--- Exercise directions ---
Copy the listing from its beginning through the line containing "y-tick-label: 2.0 <box>97 290 139 321</box>", substituting "legend-box" for "legend-frame" and leaving everything else unchanged.

# # # # #

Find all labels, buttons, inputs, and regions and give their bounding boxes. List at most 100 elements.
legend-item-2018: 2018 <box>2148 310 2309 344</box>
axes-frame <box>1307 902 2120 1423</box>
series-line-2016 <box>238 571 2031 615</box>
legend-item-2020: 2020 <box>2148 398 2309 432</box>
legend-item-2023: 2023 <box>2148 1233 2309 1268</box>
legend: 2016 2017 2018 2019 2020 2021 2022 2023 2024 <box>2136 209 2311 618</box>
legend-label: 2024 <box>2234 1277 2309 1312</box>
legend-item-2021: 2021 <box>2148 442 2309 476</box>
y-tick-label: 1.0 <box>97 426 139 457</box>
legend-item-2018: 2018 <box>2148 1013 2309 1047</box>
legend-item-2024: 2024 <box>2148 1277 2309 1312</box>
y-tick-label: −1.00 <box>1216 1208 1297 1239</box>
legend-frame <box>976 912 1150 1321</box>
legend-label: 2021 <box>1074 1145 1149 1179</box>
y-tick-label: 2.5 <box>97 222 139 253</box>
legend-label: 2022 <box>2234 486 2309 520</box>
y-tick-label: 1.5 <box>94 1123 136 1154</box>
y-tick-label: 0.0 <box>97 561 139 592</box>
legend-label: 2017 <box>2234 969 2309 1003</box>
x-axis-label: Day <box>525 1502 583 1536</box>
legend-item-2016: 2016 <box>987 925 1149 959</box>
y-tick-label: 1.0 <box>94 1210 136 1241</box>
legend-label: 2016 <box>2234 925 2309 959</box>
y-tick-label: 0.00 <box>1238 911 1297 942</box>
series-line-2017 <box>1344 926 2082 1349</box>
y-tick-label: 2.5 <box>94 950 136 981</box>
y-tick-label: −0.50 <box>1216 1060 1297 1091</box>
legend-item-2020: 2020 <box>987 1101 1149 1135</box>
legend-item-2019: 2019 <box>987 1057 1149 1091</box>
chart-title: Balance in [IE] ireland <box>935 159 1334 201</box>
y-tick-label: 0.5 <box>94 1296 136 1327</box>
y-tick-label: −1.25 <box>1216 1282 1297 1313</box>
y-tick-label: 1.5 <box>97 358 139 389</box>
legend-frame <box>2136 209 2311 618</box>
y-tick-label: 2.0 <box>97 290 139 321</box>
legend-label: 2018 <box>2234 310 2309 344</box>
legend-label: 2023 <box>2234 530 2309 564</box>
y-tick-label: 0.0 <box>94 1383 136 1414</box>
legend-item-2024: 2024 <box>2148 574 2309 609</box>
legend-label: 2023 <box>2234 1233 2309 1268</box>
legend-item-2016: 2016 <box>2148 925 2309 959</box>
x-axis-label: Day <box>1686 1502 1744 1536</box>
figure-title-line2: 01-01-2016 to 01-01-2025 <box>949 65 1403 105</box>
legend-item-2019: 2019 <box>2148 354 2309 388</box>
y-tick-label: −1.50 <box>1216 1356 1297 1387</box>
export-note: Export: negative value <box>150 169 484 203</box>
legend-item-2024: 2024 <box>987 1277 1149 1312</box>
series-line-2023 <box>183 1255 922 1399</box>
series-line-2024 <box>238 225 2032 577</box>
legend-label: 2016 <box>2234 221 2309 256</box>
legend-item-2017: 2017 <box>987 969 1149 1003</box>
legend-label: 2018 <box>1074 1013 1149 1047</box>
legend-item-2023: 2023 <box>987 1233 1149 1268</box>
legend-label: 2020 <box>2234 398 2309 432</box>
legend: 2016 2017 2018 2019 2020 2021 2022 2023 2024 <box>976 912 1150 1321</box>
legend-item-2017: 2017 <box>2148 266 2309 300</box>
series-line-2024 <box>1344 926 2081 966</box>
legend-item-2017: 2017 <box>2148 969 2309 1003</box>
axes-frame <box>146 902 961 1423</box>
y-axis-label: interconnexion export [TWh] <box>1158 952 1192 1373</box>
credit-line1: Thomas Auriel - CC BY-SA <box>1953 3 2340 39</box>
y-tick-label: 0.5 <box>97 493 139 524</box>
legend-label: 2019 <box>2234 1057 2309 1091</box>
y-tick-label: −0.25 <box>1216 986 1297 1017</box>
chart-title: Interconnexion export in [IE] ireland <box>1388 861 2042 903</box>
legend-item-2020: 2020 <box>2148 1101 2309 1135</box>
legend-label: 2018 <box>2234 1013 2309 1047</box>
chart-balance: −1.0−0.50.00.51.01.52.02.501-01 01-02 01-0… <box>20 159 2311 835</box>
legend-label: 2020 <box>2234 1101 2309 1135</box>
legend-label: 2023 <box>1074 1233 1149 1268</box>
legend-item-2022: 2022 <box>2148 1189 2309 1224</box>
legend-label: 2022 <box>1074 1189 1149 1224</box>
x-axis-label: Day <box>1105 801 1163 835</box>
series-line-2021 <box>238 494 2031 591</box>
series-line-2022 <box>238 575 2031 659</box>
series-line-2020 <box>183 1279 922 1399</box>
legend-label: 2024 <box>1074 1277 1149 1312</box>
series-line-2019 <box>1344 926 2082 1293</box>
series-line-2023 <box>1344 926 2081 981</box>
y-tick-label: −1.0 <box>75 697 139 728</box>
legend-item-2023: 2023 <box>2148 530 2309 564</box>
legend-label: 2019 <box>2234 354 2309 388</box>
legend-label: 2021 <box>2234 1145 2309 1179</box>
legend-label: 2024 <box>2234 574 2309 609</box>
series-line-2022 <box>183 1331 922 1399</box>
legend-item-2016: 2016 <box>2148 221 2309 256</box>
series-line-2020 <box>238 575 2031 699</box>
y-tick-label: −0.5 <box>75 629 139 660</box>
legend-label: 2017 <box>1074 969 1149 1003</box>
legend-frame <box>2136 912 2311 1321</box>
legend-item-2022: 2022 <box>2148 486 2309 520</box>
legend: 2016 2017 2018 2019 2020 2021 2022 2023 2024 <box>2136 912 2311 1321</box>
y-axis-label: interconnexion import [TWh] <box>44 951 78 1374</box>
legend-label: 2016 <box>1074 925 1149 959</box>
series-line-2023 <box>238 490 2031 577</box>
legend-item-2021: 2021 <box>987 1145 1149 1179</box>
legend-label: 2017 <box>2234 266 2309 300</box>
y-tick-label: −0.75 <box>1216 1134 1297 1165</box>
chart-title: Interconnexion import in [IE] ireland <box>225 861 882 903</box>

# # # # #

--- Written solution ---
Find all labels, buttons, inputs, and regions and give their bounding boxes. List at most 100 elements.
legend-item-2018: 2018 <box>2148 310 2309 344</box>
axes-frame <box>1307 902 2120 1423</box>
series-line-2016 <box>238 571 2031 615</box>
legend-item-2020: 2020 <box>2148 398 2309 432</box>
legend-item-2023: 2023 <box>2148 1233 2309 1268</box>
legend: 2016 2017 2018 2019 2020 2021 2022 2023 2024 <box>2136 209 2311 618</box>
legend-label: 2024 <box>2234 1277 2309 1312</box>
legend-item-2021: 2021 <box>2148 442 2309 476</box>
y-tick-label: 1.0 <box>97 426 139 457</box>
legend-item-2018: 2018 <box>2148 1013 2309 1047</box>
legend-item-2024: 2024 <box>2148 1277 2309 1312</box>
y-tick-label: −1.00 <box>1216 1208 1297 1239</box>
legend-box <box>976 912 1150 1321</box>
legend-label: 2021 <box>1074 1145 1149 1179</box>
y-tick-label: 2.5 <box>97 222 139 253</box>
legend-label: 2022 <box>2234 486 2309 520</box>
y-tick-label: 1.5 <box>94 1123 136 1154</box>
y-tick-label: 0.0 <box>97 561 139 592</box>
legend-label: 2017 <box>2234 969 2309 1003</box>
x-axis-label: Day <box>525 1502 583 1536</box>
legend-item-2016: 2016 <box>987 925 1149 959</box>
y-tick-label: 1.0 <box>94 1210 136 1241</box>
legend-label: 2016 <box>2234 925 2309 959</box>
y-tick-label: 0.00 <box>1238 911 1297 942</box>
series-line-2017 <box>1344 926 2082 1349</box>
y-tick-label: 2.5 <box>94 950 136 981</box>
y-tick-label: −0.50 <box>1216 1060 1297 1091</box>
legend-item-2020: 2020 <box>987 1101 1149 1135</box>
legend-item-2019: 2019 <box>987 1057 1149 1091</box>
chart-title: Balance in [IE] ireland <box>935 159 1334 201</box>
y-tick-label: 0.5 <box>94 1296 136 1327</box>
y-tick-label: −1.25 <box>1216 1282 1297 1313</box>
y-tick-label: 1.5 <box>97 358 139 389</box>
legend-box <box>2136 209 2311 618</box>
y-tick-label: 2.0 <box>97 290 139 321</box>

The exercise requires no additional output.